[SET PROBLEM]
For the copy, please give all of the data again exactly and leave the pictures out.

Extracted data entries:
------

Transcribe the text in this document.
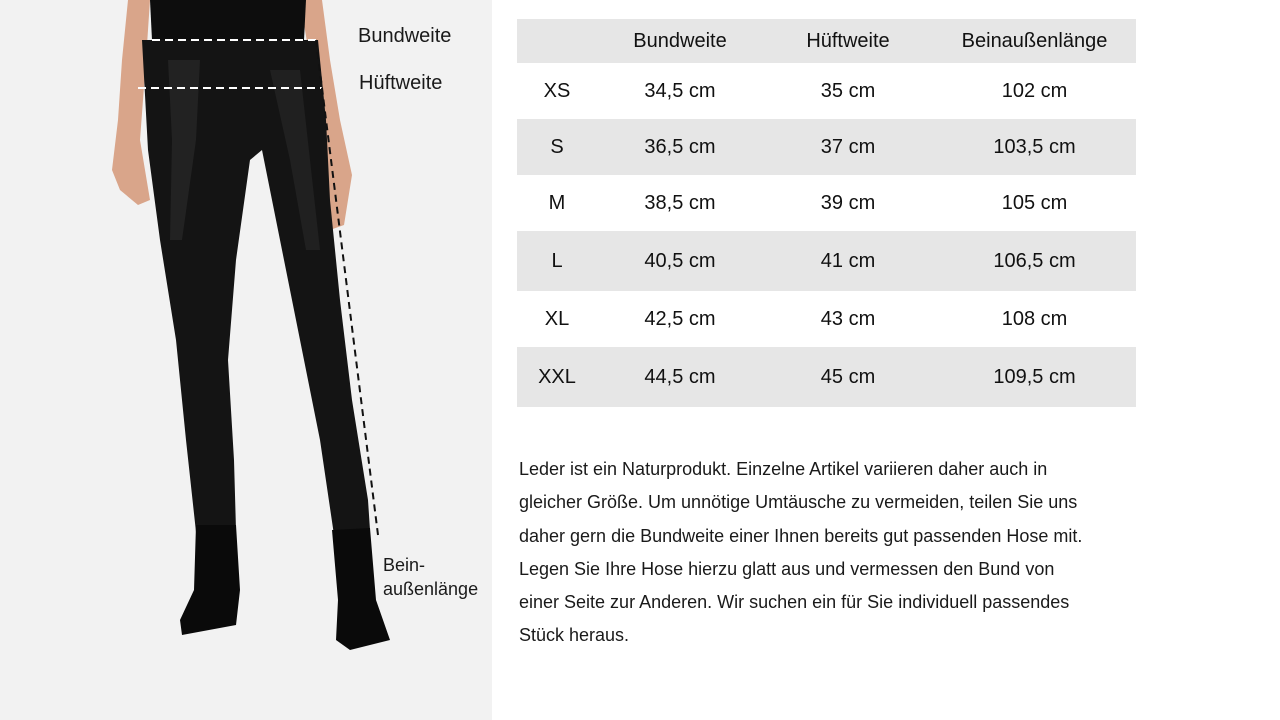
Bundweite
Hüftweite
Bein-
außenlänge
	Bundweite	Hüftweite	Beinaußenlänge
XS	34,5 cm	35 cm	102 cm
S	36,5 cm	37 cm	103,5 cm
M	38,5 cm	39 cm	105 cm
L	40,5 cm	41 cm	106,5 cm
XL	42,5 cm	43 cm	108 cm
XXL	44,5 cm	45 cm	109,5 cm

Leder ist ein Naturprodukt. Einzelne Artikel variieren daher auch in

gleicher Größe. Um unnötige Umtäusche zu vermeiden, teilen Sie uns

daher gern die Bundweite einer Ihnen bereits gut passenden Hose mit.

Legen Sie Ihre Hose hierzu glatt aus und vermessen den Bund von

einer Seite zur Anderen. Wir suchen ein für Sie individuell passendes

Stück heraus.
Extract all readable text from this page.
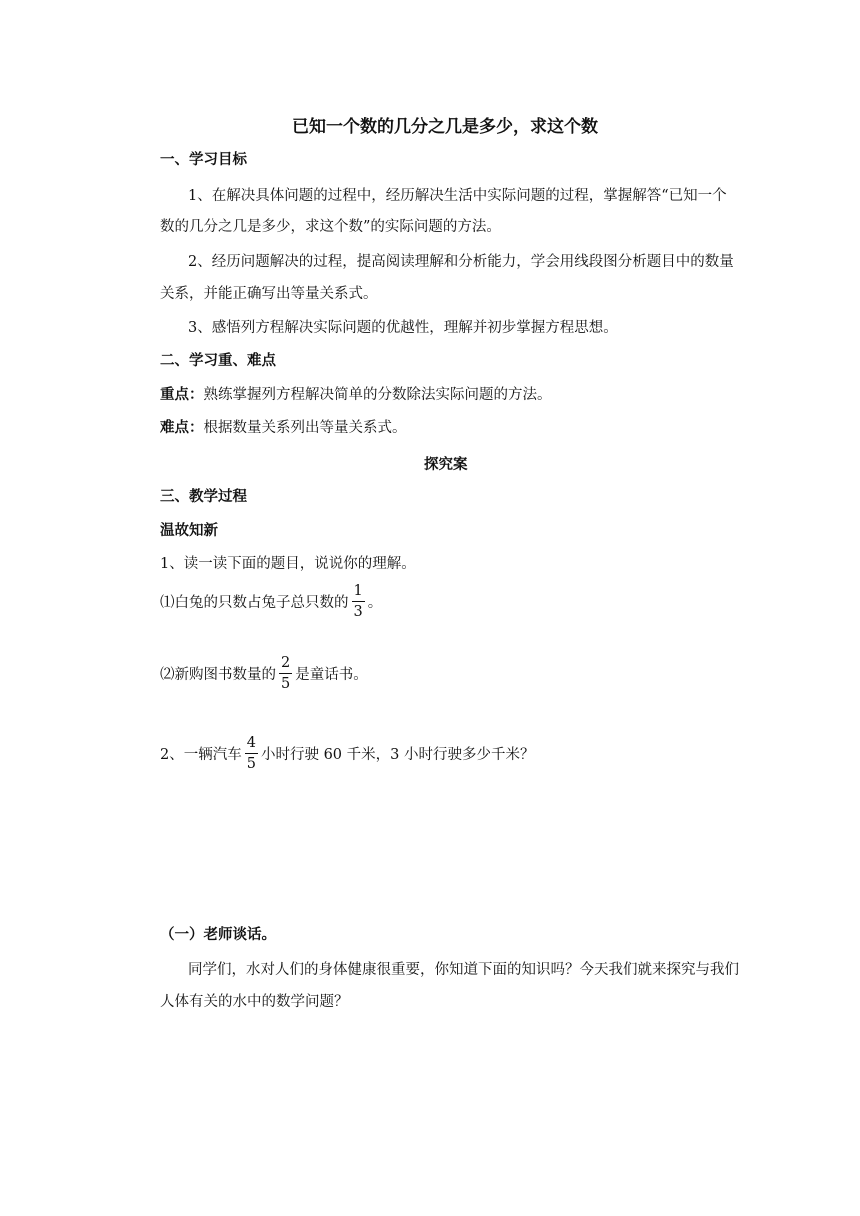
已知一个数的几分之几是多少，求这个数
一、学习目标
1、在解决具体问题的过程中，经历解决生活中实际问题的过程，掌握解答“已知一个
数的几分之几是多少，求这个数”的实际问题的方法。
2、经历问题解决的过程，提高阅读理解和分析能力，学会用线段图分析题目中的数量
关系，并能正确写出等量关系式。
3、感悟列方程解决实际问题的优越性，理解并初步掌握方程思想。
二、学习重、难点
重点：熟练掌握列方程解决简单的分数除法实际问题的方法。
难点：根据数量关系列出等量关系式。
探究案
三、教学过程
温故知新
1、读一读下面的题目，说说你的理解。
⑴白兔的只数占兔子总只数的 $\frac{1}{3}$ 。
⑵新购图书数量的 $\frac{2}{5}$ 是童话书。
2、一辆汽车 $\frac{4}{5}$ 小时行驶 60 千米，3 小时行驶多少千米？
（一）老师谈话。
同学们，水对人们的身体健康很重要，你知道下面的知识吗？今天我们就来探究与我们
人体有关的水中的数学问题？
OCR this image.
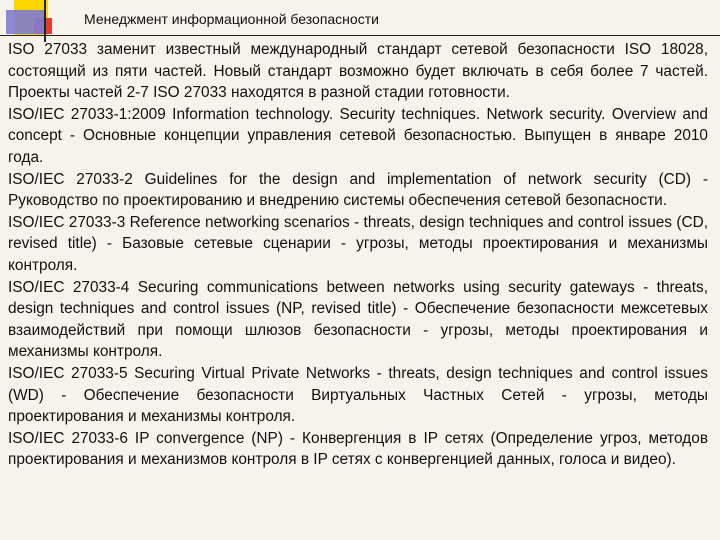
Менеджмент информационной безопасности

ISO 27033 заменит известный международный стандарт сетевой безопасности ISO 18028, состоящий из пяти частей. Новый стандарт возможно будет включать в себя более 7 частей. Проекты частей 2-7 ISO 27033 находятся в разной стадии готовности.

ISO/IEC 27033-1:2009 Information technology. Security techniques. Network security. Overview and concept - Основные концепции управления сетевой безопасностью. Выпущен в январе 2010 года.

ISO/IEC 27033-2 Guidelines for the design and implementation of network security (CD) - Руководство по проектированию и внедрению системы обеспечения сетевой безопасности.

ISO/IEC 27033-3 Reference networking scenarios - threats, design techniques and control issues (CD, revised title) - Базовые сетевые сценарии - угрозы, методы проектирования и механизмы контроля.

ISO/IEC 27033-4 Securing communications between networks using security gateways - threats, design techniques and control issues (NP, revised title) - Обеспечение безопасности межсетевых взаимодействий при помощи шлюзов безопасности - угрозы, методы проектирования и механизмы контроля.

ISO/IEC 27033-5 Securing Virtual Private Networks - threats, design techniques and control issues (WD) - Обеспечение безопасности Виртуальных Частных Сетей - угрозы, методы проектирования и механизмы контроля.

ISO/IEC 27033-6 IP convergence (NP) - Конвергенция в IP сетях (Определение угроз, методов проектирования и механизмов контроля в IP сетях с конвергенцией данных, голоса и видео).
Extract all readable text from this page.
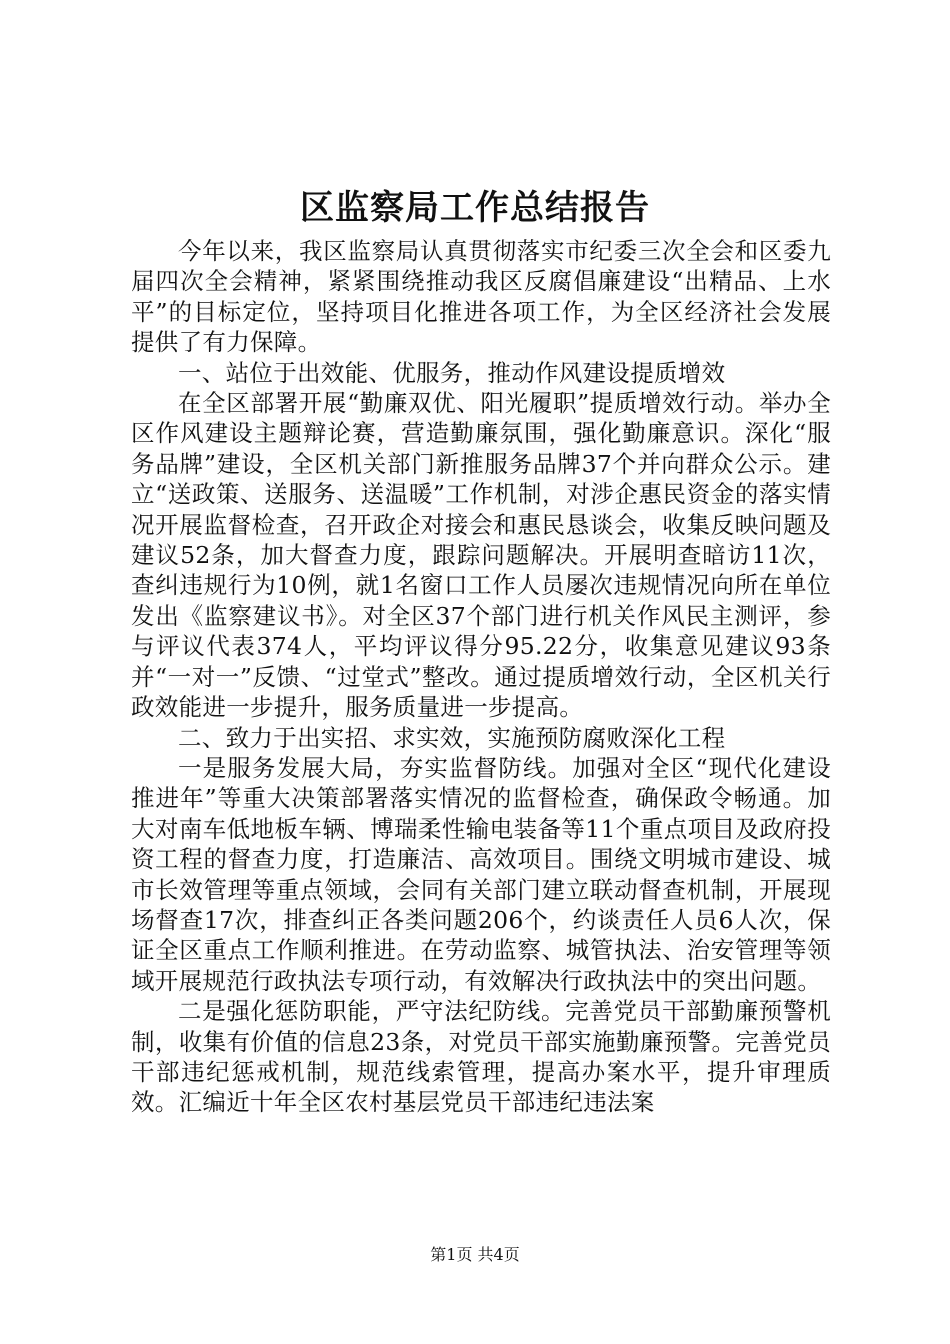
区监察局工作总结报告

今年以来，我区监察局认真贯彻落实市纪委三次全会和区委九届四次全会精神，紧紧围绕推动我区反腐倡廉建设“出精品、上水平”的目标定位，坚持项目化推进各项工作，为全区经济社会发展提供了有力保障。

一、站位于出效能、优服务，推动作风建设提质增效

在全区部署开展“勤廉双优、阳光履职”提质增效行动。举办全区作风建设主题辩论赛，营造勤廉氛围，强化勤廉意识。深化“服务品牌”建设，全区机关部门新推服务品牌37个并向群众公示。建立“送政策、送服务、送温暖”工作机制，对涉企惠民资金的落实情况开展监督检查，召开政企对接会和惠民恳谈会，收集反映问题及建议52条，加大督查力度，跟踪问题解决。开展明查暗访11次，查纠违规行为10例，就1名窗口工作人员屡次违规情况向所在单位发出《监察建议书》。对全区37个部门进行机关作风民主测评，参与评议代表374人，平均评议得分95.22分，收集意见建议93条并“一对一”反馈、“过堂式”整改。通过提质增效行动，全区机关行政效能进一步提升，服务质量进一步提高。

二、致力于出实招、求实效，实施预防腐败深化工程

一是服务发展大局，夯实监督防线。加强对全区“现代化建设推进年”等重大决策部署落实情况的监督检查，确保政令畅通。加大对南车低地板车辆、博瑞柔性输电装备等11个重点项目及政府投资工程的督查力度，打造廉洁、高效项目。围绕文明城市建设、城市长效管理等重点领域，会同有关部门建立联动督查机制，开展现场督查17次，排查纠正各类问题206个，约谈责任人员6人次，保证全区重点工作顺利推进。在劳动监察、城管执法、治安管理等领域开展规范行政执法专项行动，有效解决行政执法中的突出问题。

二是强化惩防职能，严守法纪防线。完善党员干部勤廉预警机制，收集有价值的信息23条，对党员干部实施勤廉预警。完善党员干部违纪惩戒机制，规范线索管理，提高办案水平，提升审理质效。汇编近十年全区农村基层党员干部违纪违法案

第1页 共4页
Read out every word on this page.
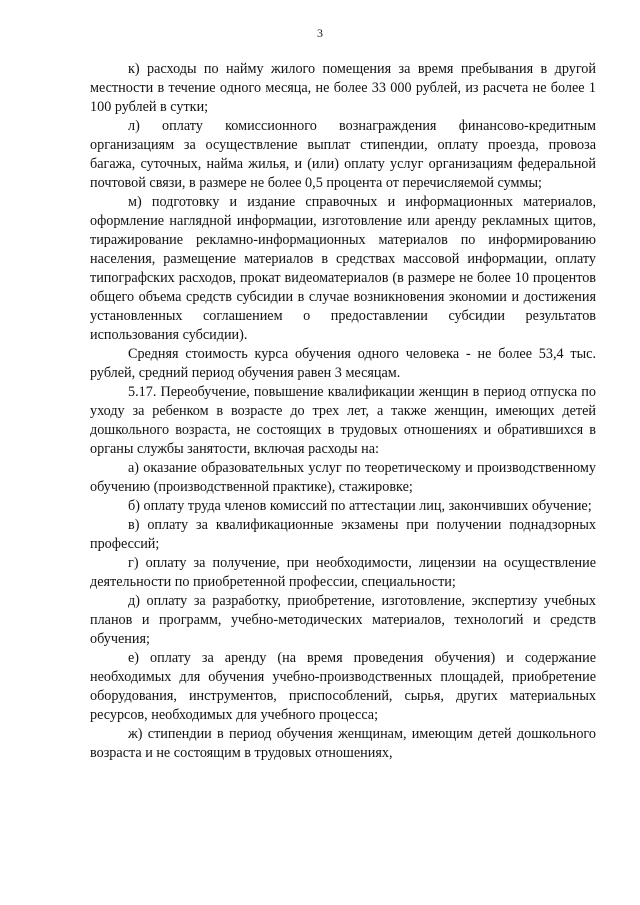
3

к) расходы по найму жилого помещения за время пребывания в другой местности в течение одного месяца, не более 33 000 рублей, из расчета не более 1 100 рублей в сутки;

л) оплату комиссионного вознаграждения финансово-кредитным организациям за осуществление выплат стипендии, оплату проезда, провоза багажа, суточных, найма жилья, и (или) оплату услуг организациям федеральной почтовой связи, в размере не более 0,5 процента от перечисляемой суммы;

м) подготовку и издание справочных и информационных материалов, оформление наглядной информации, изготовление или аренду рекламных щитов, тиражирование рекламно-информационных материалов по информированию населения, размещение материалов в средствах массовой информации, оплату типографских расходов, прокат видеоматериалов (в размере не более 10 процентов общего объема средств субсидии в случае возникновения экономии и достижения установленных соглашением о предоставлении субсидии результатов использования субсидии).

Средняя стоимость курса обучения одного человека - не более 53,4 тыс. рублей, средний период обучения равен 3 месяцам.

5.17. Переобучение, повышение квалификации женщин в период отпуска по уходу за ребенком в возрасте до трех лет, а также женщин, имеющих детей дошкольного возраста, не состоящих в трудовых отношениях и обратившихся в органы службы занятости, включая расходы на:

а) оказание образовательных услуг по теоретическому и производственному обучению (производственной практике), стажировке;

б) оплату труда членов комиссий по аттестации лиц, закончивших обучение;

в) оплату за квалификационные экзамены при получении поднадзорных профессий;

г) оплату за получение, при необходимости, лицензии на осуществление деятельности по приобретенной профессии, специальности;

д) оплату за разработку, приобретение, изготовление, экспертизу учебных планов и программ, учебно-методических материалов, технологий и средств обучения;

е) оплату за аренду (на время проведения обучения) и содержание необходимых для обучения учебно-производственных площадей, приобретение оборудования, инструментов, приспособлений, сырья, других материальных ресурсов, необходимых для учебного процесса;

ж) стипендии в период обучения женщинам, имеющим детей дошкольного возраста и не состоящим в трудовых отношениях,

------

[SOLUTION]
Transcribe the text in this document.
Bundweite
Hüftweite
Bein-
außenlänge
	Bundweite	Hüftweite	Beinaußenlänge
XS	34,5 cm	35 cm	102 cm
S	36,5 cm	37 cm	103,5 cm
M	38,5 cm	39 cm	105 cm
L	40,5 cm	41 cm	106,5 cm
XL	42,5 cm	43 cm	108 cm
XXL	44,5 cm	45 cm	109,5 cm

Leder ist ein Naturprodukt. Einzelne Artikel variieren daher auch in

gleicher Größe. Um unnötige Umtäusche zu vermeiden, teilen Sie uns

daher gern die Bundweite einer Ihnen bereits gut passenden Hose mit.

Legen Sie Ihre Hose hierzu glatt aus und vermessen den Bund von

einer Seite zur Anderen. Wir suchen ein für Sie individuell passendes

Stück heraus.
Extract all readable text from this page.
已知一个数的几分之几是多少，求这个数
一、学习目标
1、在解决具体问题的过程中，经历解决生活中实际问题的过程，掌握解答“已知一个
数的几分之几是多少，求这个数”的实际问题的方法。
2、经历问题解决的过程，提高阅读理解和分析能力，学会用线段图分析题目中的数量
关系，并能正确写出等量关系式。
3、感悟列方程解决实际问题的优越性，理解并初步掌握方程思想。
二、学习重、难点
重点：熟练掌握列方程解决简单的分数除法实际问题的方法。
难点：根据数量关系列出等量关系式。
探究案
三、教学过程
温故知新
1、读一读下面的题目，说说你的理解。
⑴白兔的只数占兔子总只数的 $\frac{1}{3}$ 。
⑵新购图书数量的 $\frac{2}{5}$ 是童话书。
2、一辆汽车 $\frac{4}{5}$ 小时行驶 60 千米，3 小时行驶多少千米？
（一）老师谈话。
同学们，水对人们的身体健康很重要，你知道下面的知识吗？今天我们就来探究与我们
人体有关的水中的数学问题？
OCR this image.
Менеджмент информационной безопасности

ISO 27033 заменит известный международный стандарт сетевой безопасности ISO 18028, состоящий из пяти частей. Новый стандарт возможно будет включать в себя более 7 частей. Проекты частей 2-7 ISO 27033 находятся в разной стадии готовности.

ISO/IEC 27033-1:2009 Information technology. Security techniques. Network security. Overview and concept - Основные концепции управления сетевой безопасностью. Выпущен в январе 2010 года.

ISO/IEC 27033-2 Guidelines for the design and implementation of network security (CD) - Руководство по проектированию и внедрению системы обеспечения сетевой безопасности.

ISO/IEC 27033-3 Reference networking scenarios - threats, design techniques and control issues (CD, revised title) - Базовые сетевые сценарии - угрозы, методы проектирования и механизмы контроля.

ISO/IEC 27033-4 Securing communications between networks using security gateways - threats, design techniques and control issues (NP, revised title) - Обеспечение безопасности межсетевых взаимодействий при помощи шлюзов безопасности - угрозы, методы проектирования и механизмы контроля.

ISO/IEC 27033-5 Securing Virtual Private Networks - threats, design techniques and control issues (WD) - Обеспечение безопасности Виртуальных Частных Сетей - угрозы, методы проектирования и механизмы контроля.

ISO/IEC 27033-6 IP convergence (NP) - Конвергенция в IP сетях (Определение угроз, методов проектирования и механизмов контроля в IP сетях с конвергенцией данных, голоса и видео).
Extract all readable text from this page.
区监察局工作总结报告

今年以来，我区监察局认真贯彻落实市纪委三次全会和区委九届四次全会精神，紧紧围绕推动我区反腐倡廉建设“出精品、上水平”的目标定位，坚持项目化推进各项工作，为全区经济社会发展提供了有力保障。

一、站位于出效能、优服务，推动作风建设提质增效

在全区部署开展“勤廉双优、阳光履职”提质增效行动。举办全区作风建设主题辩论赛，营造勤廉氛围，强化勤廉意识。深化“服务品牌”建设，全区机关部门新推服务品牌37个并向群众公示。建立“送政策、送服务、送温暖”工作机制，对涉企惠民资金的落实情况开展监督检查，召开政企对接会和惠民恳谈会，收集反映问题及建议52条，加大督查力度，跟踪问题解决。开展明查暗访11次，查纠违规行为10例，就1名窗口工作人员屡次违规情况向所在单位发出《监察建议书》。对全区37个部门进行机关作风民主测评，参与评议代表374人，平均评议得分95.22分，收集意见建议93条并“一对一”反馈、“过堂式”整改。通过提质增效行动，全区机关行政效能进一步提升，服务质量进一步提高。

二、致力于出实招、求实效，实施预防腐败深化工程

一是服务发展大局，夯实监督防线。加强对全区“现代化建设推进年”等重大决策部署落实情况的监督检查，确保政令畅通。加大对南车低地板车辆、博瑞柔性输电装备等11个重点项目及政府投资工程的督查力度，打造廉洁、高效项目。围绕文明城市建设、城市长效管理等重点领域，会同有关部门建立联动督查机制，开展现场督查17次，排查纠正各类问题206个，约谈责任人员6人次，保证全区重点工作顺利推进。在劳动监察、城管执法、治安管理等领域开展规范行政执法专项行动，有效解决行政执法中的突出问题。

二是强化惩防职能，严守法纪防线。完善党员干部勤廉预警机制，收集有价值的信息23条，对党员干部实施勤廉预警。完善党员干部违纪惩戒机制，规范线索管理，提高办案水平，提升审理质效。汇编近十年全区农村基层党员干部违纪违法案

第1页 共4页
Read out every word on this page.
3

к) расходы по найму жилого помещения за время пребывания в другой местности в течение одного месяца, не более 33 000 рублей, из расчета не более 1 100 рублей в сутки;

л) оплату комиссионного вознаграждения финансово-кредитным организациям за осуществление выплат стипендии, оплату проезда, провоза багажа, суточных, найма жилья, и (или) оплату услуг организациям федеральной почтовой связи, в размере не более 0,5 процента от перечисляемой суммы;

м) подготовку и издание справочных и информационных материалов, оформление наглядной информации, изготовление или аренду рекламных щитов, тиражирование рекламно-информационных материалов по информированию населения, размещение материалов в средствах массовой информации, оплату типографских расходов, прокат видеоматериалов (в размере не более 10 процентов общего объема средств субсидии в случае возникновения экономии и достижения установленных соглашением о предоставлении субсидии результатов использования субсидии).

Средняя стоимость курса обучения одного человека - не более 53,4 тыс. рублей, средний период обучения равен 3 месяцам.

5.17. Переобучение, повышение квалификации женщин в период отпуска по уходу за ребенком в возрасте до трех лет, а также женщин, имеющих детей дошкольного возраста, не состоящих в трудовых отношениях и обратившихся в органы службы занятости, включая расходы на:

а) оказание образовательных услуг по теоретическому и производственному обучению (производственной практике), стажировке;

б) оплату труда членов комиссий по аттестации лиц, закончивших обучение;

в) оплату за квалификационные экзамены при получении поднадзорных профессий;

г) оплату за получение, при необходимости, лицензии на осуществление деятельности по приобретенной профессии, специальности;

д) оплату за разработку, приобретение, изготовление, экспертизу учебных планов и программ, учебно-методических материалов, технологий и средств обучения;

е) оплату за аренду (на время проведения обучения) и содержание необходимых для обучения учебно-производственных площадей, приобретение оборудования, инструментов, приспособлений, сырья, других материальных ресурсов, необходимых для учебного процесса;

ж) стипендии в период обучения женщинам, имеющим детей дошкольного возраста и не состоящим в трудовых отношениях,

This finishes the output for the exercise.